[Task directions]: Exact copies of all the records are to be output.

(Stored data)
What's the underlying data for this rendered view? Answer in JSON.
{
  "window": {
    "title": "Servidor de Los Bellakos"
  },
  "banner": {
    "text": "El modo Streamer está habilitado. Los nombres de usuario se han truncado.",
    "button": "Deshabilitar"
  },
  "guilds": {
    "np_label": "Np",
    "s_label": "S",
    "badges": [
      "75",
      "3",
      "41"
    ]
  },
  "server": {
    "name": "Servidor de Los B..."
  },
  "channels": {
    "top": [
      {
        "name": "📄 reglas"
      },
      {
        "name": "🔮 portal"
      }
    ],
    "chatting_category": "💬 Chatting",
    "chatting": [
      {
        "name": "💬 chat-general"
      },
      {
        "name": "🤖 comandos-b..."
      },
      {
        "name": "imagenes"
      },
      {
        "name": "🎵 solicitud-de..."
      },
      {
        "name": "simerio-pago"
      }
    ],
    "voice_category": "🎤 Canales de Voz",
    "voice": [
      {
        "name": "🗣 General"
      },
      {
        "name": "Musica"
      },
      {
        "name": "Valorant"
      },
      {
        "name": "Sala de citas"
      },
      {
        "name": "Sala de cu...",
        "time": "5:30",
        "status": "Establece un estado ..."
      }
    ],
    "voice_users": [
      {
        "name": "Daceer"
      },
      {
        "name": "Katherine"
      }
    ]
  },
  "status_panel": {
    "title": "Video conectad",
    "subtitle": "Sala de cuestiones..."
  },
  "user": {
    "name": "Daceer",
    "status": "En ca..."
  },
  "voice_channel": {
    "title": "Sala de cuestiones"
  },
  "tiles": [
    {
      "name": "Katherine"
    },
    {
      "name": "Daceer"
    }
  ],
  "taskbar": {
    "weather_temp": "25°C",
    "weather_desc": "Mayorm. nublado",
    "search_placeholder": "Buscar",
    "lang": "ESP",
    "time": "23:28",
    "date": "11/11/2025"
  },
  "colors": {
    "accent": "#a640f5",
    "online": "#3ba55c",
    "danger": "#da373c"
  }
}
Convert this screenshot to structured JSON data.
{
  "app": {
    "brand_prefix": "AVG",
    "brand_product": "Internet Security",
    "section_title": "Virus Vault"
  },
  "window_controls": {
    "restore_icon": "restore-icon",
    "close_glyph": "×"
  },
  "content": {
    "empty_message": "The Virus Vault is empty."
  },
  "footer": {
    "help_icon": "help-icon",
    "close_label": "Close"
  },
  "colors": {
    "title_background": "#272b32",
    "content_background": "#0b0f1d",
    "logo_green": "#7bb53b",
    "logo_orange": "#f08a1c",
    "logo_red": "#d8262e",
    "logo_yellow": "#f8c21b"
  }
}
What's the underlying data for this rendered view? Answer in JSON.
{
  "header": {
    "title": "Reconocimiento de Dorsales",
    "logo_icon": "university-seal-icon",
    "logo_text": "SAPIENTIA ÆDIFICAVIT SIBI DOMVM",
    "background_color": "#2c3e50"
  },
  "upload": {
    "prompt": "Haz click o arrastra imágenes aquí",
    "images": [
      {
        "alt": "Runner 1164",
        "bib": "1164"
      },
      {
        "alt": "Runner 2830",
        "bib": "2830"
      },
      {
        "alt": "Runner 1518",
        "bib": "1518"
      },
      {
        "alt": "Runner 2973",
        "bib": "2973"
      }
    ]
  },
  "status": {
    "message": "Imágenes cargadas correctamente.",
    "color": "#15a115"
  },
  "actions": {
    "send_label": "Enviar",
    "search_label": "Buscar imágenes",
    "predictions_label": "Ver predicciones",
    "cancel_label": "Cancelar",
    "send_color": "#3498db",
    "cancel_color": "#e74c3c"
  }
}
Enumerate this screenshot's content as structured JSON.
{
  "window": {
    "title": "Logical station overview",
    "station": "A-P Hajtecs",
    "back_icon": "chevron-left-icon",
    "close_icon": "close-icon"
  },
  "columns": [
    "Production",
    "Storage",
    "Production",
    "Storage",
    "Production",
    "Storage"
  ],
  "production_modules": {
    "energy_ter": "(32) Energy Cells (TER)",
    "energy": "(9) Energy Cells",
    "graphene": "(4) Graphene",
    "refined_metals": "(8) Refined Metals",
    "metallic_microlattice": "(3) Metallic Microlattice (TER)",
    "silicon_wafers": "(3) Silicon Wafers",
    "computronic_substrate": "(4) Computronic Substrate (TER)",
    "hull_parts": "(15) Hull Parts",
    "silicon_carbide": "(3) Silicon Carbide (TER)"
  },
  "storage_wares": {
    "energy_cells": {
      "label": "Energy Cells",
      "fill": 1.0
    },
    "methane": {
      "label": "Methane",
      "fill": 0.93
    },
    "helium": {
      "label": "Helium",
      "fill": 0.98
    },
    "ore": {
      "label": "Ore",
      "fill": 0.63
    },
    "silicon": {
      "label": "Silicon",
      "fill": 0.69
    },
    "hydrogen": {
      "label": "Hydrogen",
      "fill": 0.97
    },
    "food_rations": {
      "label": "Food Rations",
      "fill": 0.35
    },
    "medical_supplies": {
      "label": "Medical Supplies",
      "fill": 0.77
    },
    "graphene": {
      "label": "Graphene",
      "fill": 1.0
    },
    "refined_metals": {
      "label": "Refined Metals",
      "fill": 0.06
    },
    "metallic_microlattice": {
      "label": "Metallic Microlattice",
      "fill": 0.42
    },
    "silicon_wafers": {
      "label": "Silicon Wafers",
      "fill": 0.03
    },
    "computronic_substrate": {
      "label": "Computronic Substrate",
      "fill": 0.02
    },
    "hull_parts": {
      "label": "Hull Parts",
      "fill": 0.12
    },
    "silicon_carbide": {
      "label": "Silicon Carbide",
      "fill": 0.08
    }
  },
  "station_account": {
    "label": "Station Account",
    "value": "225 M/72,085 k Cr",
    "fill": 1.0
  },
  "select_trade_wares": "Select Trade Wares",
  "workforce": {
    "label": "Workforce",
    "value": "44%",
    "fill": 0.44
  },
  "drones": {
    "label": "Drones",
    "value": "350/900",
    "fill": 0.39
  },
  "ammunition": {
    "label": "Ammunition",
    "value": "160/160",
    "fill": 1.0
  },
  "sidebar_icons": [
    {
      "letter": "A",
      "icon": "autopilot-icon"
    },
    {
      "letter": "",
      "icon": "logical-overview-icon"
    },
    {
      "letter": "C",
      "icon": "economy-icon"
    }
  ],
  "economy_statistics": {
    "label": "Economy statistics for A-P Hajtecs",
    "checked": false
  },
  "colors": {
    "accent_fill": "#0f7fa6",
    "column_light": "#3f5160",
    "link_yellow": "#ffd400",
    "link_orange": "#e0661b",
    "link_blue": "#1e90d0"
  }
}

[Task result]:
What's the underlying data for this rendered view? Answer in JSON.
{
  "window": {
    "title": "Servidor de Los Bellakos"
  },
  "banner": {
    "text": "El modo Streamer está habilitado. Los nombres de usuario se han truncado.",
    "button": "Deshabilitar"
  },
  "guilds": {
    "np_label": "Np",
    "s_label": "S",
    "badges": [
      "75",
      "3",
      "41"
    ]
  },
  "server": {
    "name": "Servidor de Los B..."
  },
  "channels": {
    "top": [
      {
        "name": "📄 reglas"
      },
      {
        "name": "🔮 portal"
      }
    ],
    "chatting_category": "💬 Chatting",
    "chatting": [
      {
        "name": "💬 chat-general"
      },
      {
        "name": "🤖 comandos-b..."
      },
      {
        "name": "imagenes"
      },
      {
        "name": "🎵 solicitud-de..."
      },
      {
        "name": "simerio-pago"
      }
    ],
    "voice_category": "🎤 Canales de Voz",
    "voice": [
      {
        "name": "🗣 General"
      },
      {
        "name": "Musica"
      },
      {
        "name": "Valorant"
      },
      {
        "name": "Sala de citas"
      },
      {
        "name": "Sala de cu...",
        "time": "5:30",
        "status": "Establece un estado ..."
      }
    ],
    "voice_users": [
      {
        "name": "Daceer"
      },
      {
        "name": "Katherine"
      }
    ]
  },
  "status_panel": {
    "title": "Video conectad",
    "subtitle": "Sala de cuestiones..."
  },
  "user": {
    "name": "Daceer",
    "status": "En ca..."
  },
  "voice_channel": {
    "title": "Sala de cuestiones"
  },
  "tiles": [
    {
      "name": "Katherine"
    },
    {
      "name": "Daceer"
    }
  ],
  "taskbar": {
    "weather_temp": "25°C",
    "weather_desc": "Mayorm. nublado",
    "search_placeholder": "Buscar",
    "lang": "ESP",
    "time": "23:28",
    "date": "11/11/2025"
  },
  "colors": {
    "accent": "#a640f5",
    "online": "#3ba55c",
    "danger": "#da373c"
  }
}
Convert this screenshot to structured JSON data.
{
  "app": {
    "brand_prefix": "AVG",
    "brand_product": "Internet Security",
    "section_title": "Virus Vault"
  },
  "window_controls": {
    "restore_icon": "restore-icon",
    "close_glyph": "×"
  },
  "content": {
    "empty_message": "The Virus Vault is empty."
  },
  "footer": {
    "help_icon": "help-icon",
    "close_label": "Close"
  },
  "colors": {
    "title_background": "#272b32",
    "content_background": "#0b0f1d",
    "logo_green": "#7bb53b",
    "logo_orange": "#f08a1c",
    "logo_red": "#d8262e",
    "logo_yellow": "#f8c21b"
  }
}
What's the underlying data for this rendered view? Answer in JSON.
{
  "header": {
    "title": "Reconocimiento de Dorsales",
    "logo_icon": "university-seal-icon",
    "logo_text": "SAPIENTIA ÆDIFICAVIT SIBI DOMVM",
    "background_color": "#2c3e50"
  },
  "upload": {
    "prompt": "Haz click o arrastra imágenes aquí",
    "images": [
      {
        "alt": "Runner 1164",
        "bib": "1164"
      },
      {
        "alt": "Runner 2830",
        "bib": "2830"
      },
      {
        "alt": "Runner 1518",
        "bib": "1518"
      },
      {
        "alt": "Runner 2973",
        "bib": "2973"
      }
    ]
  },
  "status": {
    "message": "Imágenes cargadas correctamente.",
    "color": "#15a115"
  },
  "actions": {
    "send_label": "Enviar",
    "search_label": "Buscar imágenes",
    "predictions_label": "Ver predicciones",
    "cancel_label": "Cancelar",
    "send_color": "#3498db",
    "cancel_color": "#e74c3c"
  }
}
Enumerate this screenshot's content as structured JSON.
{
  "window": {
    "title": "Logical station overview",
    "station": "A-P Hajtecs",
    "back_icon": "chevron-left-icon",
    "close_icon": "close-icon"
  },
  "columns": [
    "Production",
    "Storage",
    "Production",
    "Storage",
    "Production",
    "Storage"
  ],
  "production_modules": {
    "energy_ter": "(32) Energy Cells (TER)",
    "energy": "(9) Energy Cells",
    "graphene": "(4) Graphene",
    "refined_metals": "(8) Refined Metals",
    "metallic_microlattice": "(3) Metallic Microlattice (TER)",
    "silicon_wafers": "(3) Silicon Wafers",
    "computronic_substrate": "(4) Computronic Substrate (TER)",
    "hull_parts": "(15) Hull Parts",
    "silicon_carbide": "(3) Silicon Carbide (TER)"
  },
  "storage_wares": {
    "energy_cells": {
      "label": "Energy Cells",
      "fill": 1.0
    },
    "methane": {
      "label": "Methane",
      "fill": 0.93
    },
    "helium": {
      "label": "Helium",
      "fill": 0.98
    },
    "ore": {
      "label": "Ore",
      "fill": 0.63
    },
    "silicon": {
      "label": "Silicon",
      "fill": 0.69
    },
    "hydrogen": {
      "label": "Hydrogen",
      "fill": 0.97
    },
    "food_rations": {
      "label": "Food Rations",
      "fill": 0.35
    },
    "medical_supplies": {
      "label": "Medical Supplies",
      "fill": 0.77
    },
    "graphene": {
      "label": "Graphene",
      "fill": 1.0
    },
    "refined_metals": {
      "label": "Refined Metals",
      "fill": 0.06
    },
    "metallic_microlattice": {
      "label": "Metallic Microlattice",
      "fill": 0.42
    },
    "silicon_wafers": {
      "label": "Silicon Wafers",
      "fill": 0.03
    },
    "computronic_substrate": {
      "label": "Computronic Substrate",
      "fill": 0.02
    },
    "hull_parts": {
      "label": "Hull Parts",
      "fill": 0.12
    },
    "silicon_carbide": {
      "label": "Silicon Carbide",
      "fill": 0.08
    }
  },
  "station_account": {
    "label": "Station Account",
    "value": "225 M/72,085 k Cr",
    "fill": 1.0
  },
  "select_trade_wares": "Select Trade Wares",
  "workforce": {
    "label": "Workforce",
    "value": "44%",
    "fill": 0.44
  },
  "drones": {
    "label": "Drones",
    "value": "350/900",
    "fill": 0.39
  },
  "ammunition": {
    "label": "Ammunition",
    "value": "160/160",
    "fill": 1.0
  },
  "sidebar_icons": [
    {
      "letter": "A",
      "icon": "autopilot-icon"
    },
    {
      "letter": "",
      "icon": "logical-overview-icon"
    },
    {
      "letter": "C",
      "icon": "economy-icon"
    }
  ],
  "economy_statistics": {
    "label": "Economy statistics for A-P Hajtecs",
    "checked": false
  },
  "colors": {
    "accent_fill": "#0f7fa6",
    "column_light": "#3f5160",
    "link_yellow": "#ffd400",
    "link_orange": "#e0661b",
    "link_blue": "#1e90d0"
  }
}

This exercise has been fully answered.